[Rows from a figure dataset]
——————

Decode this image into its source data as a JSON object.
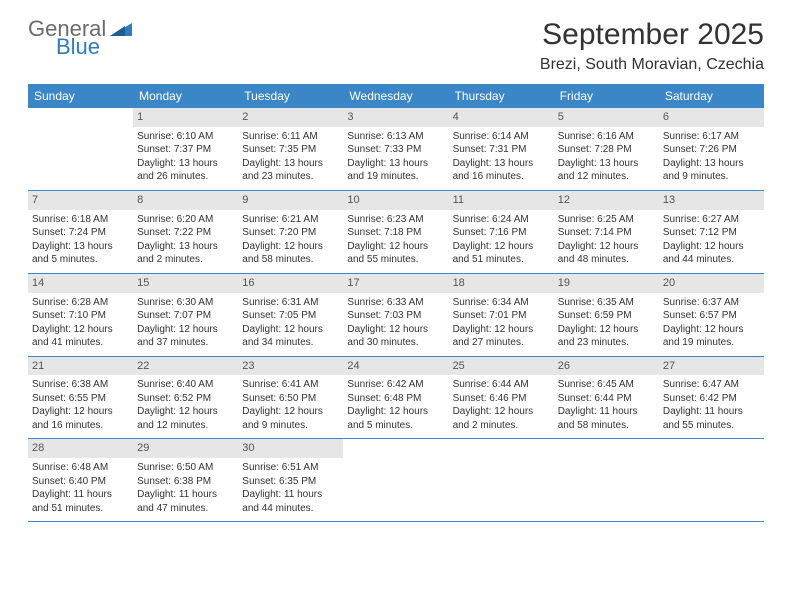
{
  "logo": {
    "text_general": "General",
    "text_blue": "Blue",
    "shape_color": "#2e7bbf"
  },
  "title": "September 2025",
  "location": "Brezi, South Moravian, Czechia",
  "header_bg": "#3b86c6",
  "daybar_bg": "#e6e6e6",
  "day_headers": [
    "Sunday",
    "Monday",
    "Tuesday",
    "Wednesday",
    "Thursday",
    "Friday",
    "Saturday"
  ],
  "weeks": [
    [
      {
        "n": "",
        "sr": "",
        "ss": "",
        "dl": ""
      },
      {
        "n": "1",
        "sr": "Sunrise: 6:10 AM",
        "ss": "Sunset: 7:37 PM",
        "dl": "Daylight: 13 hours and 26 minutes."
      },
      {
        "n": "2",
        "sr": "Sunrise: 6:11 AM",
        "ss": "Sunset: 7:35 PM",
        "dl": "Daylight: 13 hours and 23 minutes."
      },
      {
        "n": "3",
        "sr": "Sunrise: 6:13 AM",
        "ss": "Sunset: 7:33 PM",
        "dl": "Daylight: 13 hours and 19 minutes."
      },
      {
        "n": "4",
        "sr": "Sunrise: 6:14 AM",
        "ss": "Sunset: 7:31 PM",
        "dl": "Daylight: 13 hours and 16 minutes."
      },
      {
        "n": "5",
        "sr": "Sunrise: 6:16 AM",
        "ss": "Sunset: 7:28 PM",
        "dl": "Daylight: 13 hours and 12 minutes."
      },
      {
        "n": "6",
        "sr": "Sunrise: 6:17 AM",
        "ss": "Sunset: 7:26 PM",
        "dl": "Daylight: 13 hours and 9 minutes."
      }
    ],
    [
      {
        "n": "7",
        "sr": "Sunrise: 6:18 AM",
        "ss": "Sunset: 7:24 PM",
        "dl": "Daylight: 13 hours and 5 minutes."
      },
      {
        "n": "8",
        "sr": "Sunrise: 6:20 AM",
        "ss": "Sunset: 7:22 PM",
        "dl": "Daylight: 13 hours and 2 minutes."
      },
      {
        "n": "9",
        "sr": "Sunrise: 6:21 AM",
        "ss": "Sunset: 7:20 PM",
        "dl": "Daylight: 12 hours and 58 minutes."
      },
      {
        "n": "10",
        "sr": "Sunrise: 6:23 AM",
        "ss": "Sunset: 7:18 PM",
        "dl": "Daylight: 12 hours and 55 minutes."
      },
      {
        "n": "11",
        "sr": "Sunrise: 6:24 AM",
        "ss": "Sunset: 7:16 PM",
        "dl": "Daylight: 12 hours and 51 minutes."
      },
      {
        "n": "12",
        "sr": "Sunrise: 6:25 AM",
        "ss": "Sunset: 7:14 PM",
        "dl": "Daylight: 12 hours and 48 minutes."
      },
      {
        "n": "13",
        "sr": "Sunrise: 6:27 AM",
        "ss": "Sunset: 7:12 PM",
        "dl": "Daylight: 12 hours and 44 minutes."
      }
    ],
    [
      {
        "n": "14",
        "sr": "Sunrise: 6:28 AM",
        "ss": "Sunset: 7:10 PM",
        "dl": "Daylight: 12 hours and 41 minutes."
      },
      {
        "n": "15",
        "sr": "Sunrise: 6:30 AM",
        "ss": "Sunset: 7:07 PM",
        "dl": "Daylight: 12 hours and 37 minutes."
      },
      {
        "n": "16",
        "sr": "Sunrise: 6:31 AM",
        "ss": "Sunset: 7:05 PM",
        "dl": "Daylight: 12 hours and 34 minutes."
      },
      {
        "n": "17",
        "sr": "Sunrise: 6:33 AM",
        "ss": "Sunset: 7:03 PM",
        "dl": "Daylight: 12 hours and 30 minutes."
      },
      {
        "n": "18",
        "sr": "Sunrise: 6:34 AM",
        "ss": "Sunset: 7:01 PM",
        "dl": "Daylight: 12 hours and 27 minutes."
      },
      {
        "n": "19",
        "sr": "Sunrise: 6:35 AM",
        "ss": "Sunset: 6:59 PM",
        "dl": "Daylight: 12 hours and 23 minutes."
      },
      {
        "n": "20",
        "sr": "Sunrise: 6:37 AM",
        "ss": "Sunset: 6:57 PM",
        "dl": "Daylight: 12 hours and 19 minutes."
      }
    ],
    [
      {
        "n": "21",
        "sr": "Sunrise: 6:38 AM",
        "ss": "Sunset: 6:55 PM",
        "dl": "Daylight: 12 hours and 16 minutes."
      },
      {
        "n": "22",
        "sr": "Sunrise: 6:40 AM",
        "ss": "Sunset: 6:52 PM",
        "dl": "Daylight: 12 hours and 12 minutes."
      },
      {
        "n": "23",
        "sr": "Sunrise: 6:41 AM",
        "ss": "Sunset: 6:50 PM",
        "dl": "Daylight: 12 hours and 9 minutes."
      },
      {
        "n": "24",
        "sr": "Sunrise: 6:42 AM",
        "ss": "Sunset: 6:48 PM",
        "dl": "Daylight: 12 hours and 5 minutes."
      },
      {
        "n": "25",
        "sr": "Sunrise: 6:44 AM",
        "ss": "Sunset: 6:46 PM",
        "dl": "Daylight: 12 hours and 2 minutes."
      },
      {
        "n": "26",
        "sr": "Sunrise: 6:45 AM",
        "ss": "Sunset: 6:44 PM",
        "dl": "Daylight: 11 hours and 58 minutes."
      },
      {
        "n": "27",
        "sr": "Sunrise: 6:47 AM",
        "ss": "Sunset: 6:42 PM",
        "dl": "Daylight: 11 hours and 55 minutes."
      }
    ],
    [
      {
        "n": "28",
        "sr": "Sunrise: 6:48 AM",
        "ss": "Sunset: 6:40 PM",
        "dl": "Daylight: 11 hours and 51 minutes."
      },
      {
        "n": "29",
        "sr": "Sunrise: 6:50 AM",
        "ss": "Sunset: 6:38 PM",
        "dl": "Daylight: 11 hours and 47 minutes."
      },
      {
        "n": "30",
        "sr": "Sunrise: 6:51 AM",
        "ss": "Sunset: 6:35 PM",
        "dl": "Daylight: 11 hours and 44 minutes."
      },
      {
        "n": "",
        "sr": "",
        "ss": "",
        "dl": ""
      },
      {
        "n": "",
        "sr": "",
        "ss": "",
        "dl": ""
      },
      {
        "n": "",
        "sr": "",
        "ss": "",
        "dl": ""
      },
      {
        "n": "",
        "sr": "",
        "ss": "",
        "dl": ""
      }
    ]
  ]
}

——————

**WHAT YOU SHOULD DO:** The records above need to be restated word for word, with the pictures left out.

**RESULT OF THIS TASK:**
Decode this image into its source data as a JSON object.
{
  "logo": {
    "text_general": "General",
    "text_blue": "Blue",
    "shape_color": "#2e7bbf"
  },
  "title": "September 2025",
  "location": "Brezi, South Moravian, Czechia",
  "header_bg": "#3b86c6",
  "daybar_bg": "#e6e6e6",
  "day_headers": [
    "Sunday",
    "Monday",
    "Tuesday",
    "Wednesday",
    "Thursday",
    "Friday",
    "Saturday"
  ],
  "weeks": [
    [
      {
        "n": "",
        "sr": "",
        "ss": "",
        "dl": ""
      },
      {
        "n": "1",
        "sr": "Sunrise: 6:10 AM",
        "ss": "Sunset: 7:37 PM",
        "dl": "Daylight: 13 hours and 26 minutes."
      },
      {
        "n": "2",
        "sr": "Sunrise: 6:11 AM",
        "ss": "Sunset: 7:35 PM",
        "dl": "Daylight: 13 hours and 23 minutes."
      },
      {
        "n": "3",
        "sr": "Sunrise: 6:13 AM",
        "ss": "Sunset: 7:33 PM",
        "dl": "Daylight: 13 hours and 19 minutes."
      },
      {
        "n": "4",
        "sr": "Sunrise: 6:14 AM",
        "ss": "Sunset: 7:31 PM",
        "dl": "Daylight: 13 hours and 16 minutes."
      },
      {
        "n": "5",
        "sr": "Sunrise: 6:16 AM",
        "ss": "Sunset: 7:28 PM",
        "dl": "Daylight: 13 hours and 12 minutes."
      },
      {
        "n": "6",
        "sr": "Sunrise: 6:17 AM",
        "ss": "Sunset: 7:26 PM",
        "dl": "Daylight: 13 hours and 9 minutes."
      }
    ],
    [
      {
        "n": "7",
        "sr": "Sunrise: 6:18 AM",
        "ss": "Sunset: 7:24 PM",
        "dl": "Daylight: 13 hours and 5 minutes."
      },
      {
        "n": "8",
        "sr": "Sunrise: 6:20 AM",
        "ss": "Sunset: 7:22 PM",
        "dl": "Daylight: 13 hours and 2 minutes."
      },
      {
        "n": "9",
        "sr": "Sunrise: 6:21 AM",
        "ss": "Sunset: 7:20 PM",
        "dl": "Daylight: 12 hours and 58 minutes."
      },
      {
        "n": "10",
        "sr": "Sunrise: 6:23 AM",
        "ss": "Sunset: 7:18 PM",
        "dl": "Daylight: 12 hours and 55 minutes."
      },
      {
        "n": "11",
        "sr": "Sunrise: 6:24 AM",
        "ss": "Sunset: 7:16 PM",
        "dl": "Daylight: 12 hours and 51 minutes."
      },
      {
        "n": "12",
        "sr": "Sunrise: 6:25 AM",
        "ss": "Sunset: 7:14 PM",
        "dl": "Daylight: 12 hours and 48 minutes."
      },
      {
        "n": "13",
        "sr": "Sunrise: 6:27 AM",
        "ss": "Sunset: 7:12 PM",
        "dl": "Daylight: 12 hours and 44 minutes."
      }
    ],
    [
      {
        "n": "14",
        "sr": "Sunrise: 6:28 AM",
        "ss": "Sunset: 7:10 PM",
        "dl": "Daylight: 12 hours and 41 minutes."
      },
      {
        "n": "15",
        "sr": "Sunrise: 6:30 AM",
        "ss": "Sunset: 7:07 PM",
        "dl": "Daylight: 12 hours and 37 minutes."
      },
      {
        "n": "16",
        "sr": "Sunrise: 6:31 AM",
        "ss": "Sunset: 7:05 PM",
        "dl": "Daylight: 12 hours and 34 minutes."
      },
      {
        "n": "17",
        "sr": "Sunrise: 6:33 AM",
        "ss": "Sunset: 7:03 PM",
        "dl": "Daylight: 12 hours and 30 minutes."
      },
      {
        "n": "18",
        "sr": "Sunrise: 6:34 AM",
        "ss": "Sunset: 7:01 PM",
        "dl": "Daylight: 12 hours and 27 minutes."
      },
      {
        "n": "19",
        "sr": "Sunrise: 6:35 AM",
        "ss": "Sunset: 6:59 PM",
        "dl": "Daylight: 12 hours and 23 minutes."
      },
      {
        "n": "20",
        "sr": "Sunrise: 6:37 AM",
        "ss": "Sunset: 6:57 PM",
        "dl": "Daylight: 12 hours and 19 minutes."
      }
    ],
    [
      {
        "n": "21",
        "sr": "Sunrise: 6:38 AM",
        "ss": "Sunset: 6:55 PM",
        "dl": "Daylight: 12 hours and 16 minutes."
      },
      {
        "n": "22",
        "sr": "Sunrise: 6:40 AM",
        "ss": "Sunset: 6:52 PM",
        "dl": "Daylight: 12 hours and 12 minutes."
      },
      {
        "n": "23",
        "sr": "Sunrise: 6:41 AM",
        "ss": "Sunset: 6:50 PM",
        "dl": "Daylight: 12 hours and 9 minutes."
      },
      {
        "n": "24",
        "sr": "Sunrise: 6:42 AM",
        "ss": "Sunset: 6:48 PM",
        "dl": "Daylight: 12 hours and 5 minutes."
      },
      {
        "n": "25",
        "sr": "Sunrise: 6:44 AM",
        "ss": "Sunset: 6:46 PM",
        "dl": "Daylight: 12 hours and 2 minutes."
      },
      {
        "n": "26",
        "sr": "Sunrise: 6:45 AM",
        "ss": "Sunset: 6:44 PM",
        "dl": "Daylight: 11 hours and 58 minutes."
      },
      {
        "n": "27",
        "sr": "Sunrise: 6:47 AM",
        "ss": "Sunset: 6:42 PM",
        "dl": "Daylight: 11 hours and 55 minutes."
      }
    ],
    [
      {
        "n": "28",
        "sr": "Sunrise: 6:48 AM",
        "ss": "Sunset: 6:40 PM",
        "dl": "Daylight: 11 hours and 51 minutes."
      },
      {
        "n": "29",
        "sr": "Sunrise: 6:50 AM",
        "ss": "Sunset: 6:38 PM",
        "dl": "Daylight: 11 hours and 47 minutes."
      },
      {
        "n": "30",
        "sr": "Sunrise: 6:51 AM",
        "ss": "Sunset: 6:35 PM",
        "dl": "Daylight: 11 hours and 44 minutes."
      },
      {
        "n": "",
        "sr": "",
        "ss": "",
        "dl": ""
      },
      {
        "n": "",
        "sr": "",
        "ss": "",
        "dl": ""
      },
      {
        "n": "",
        "sr": "",
        "ss": "",
        "dl": ""
      },
      {
        "n": "",
        "sr": "",
        "ss": "",
        "dl": ""
      }
    ]
  ]
}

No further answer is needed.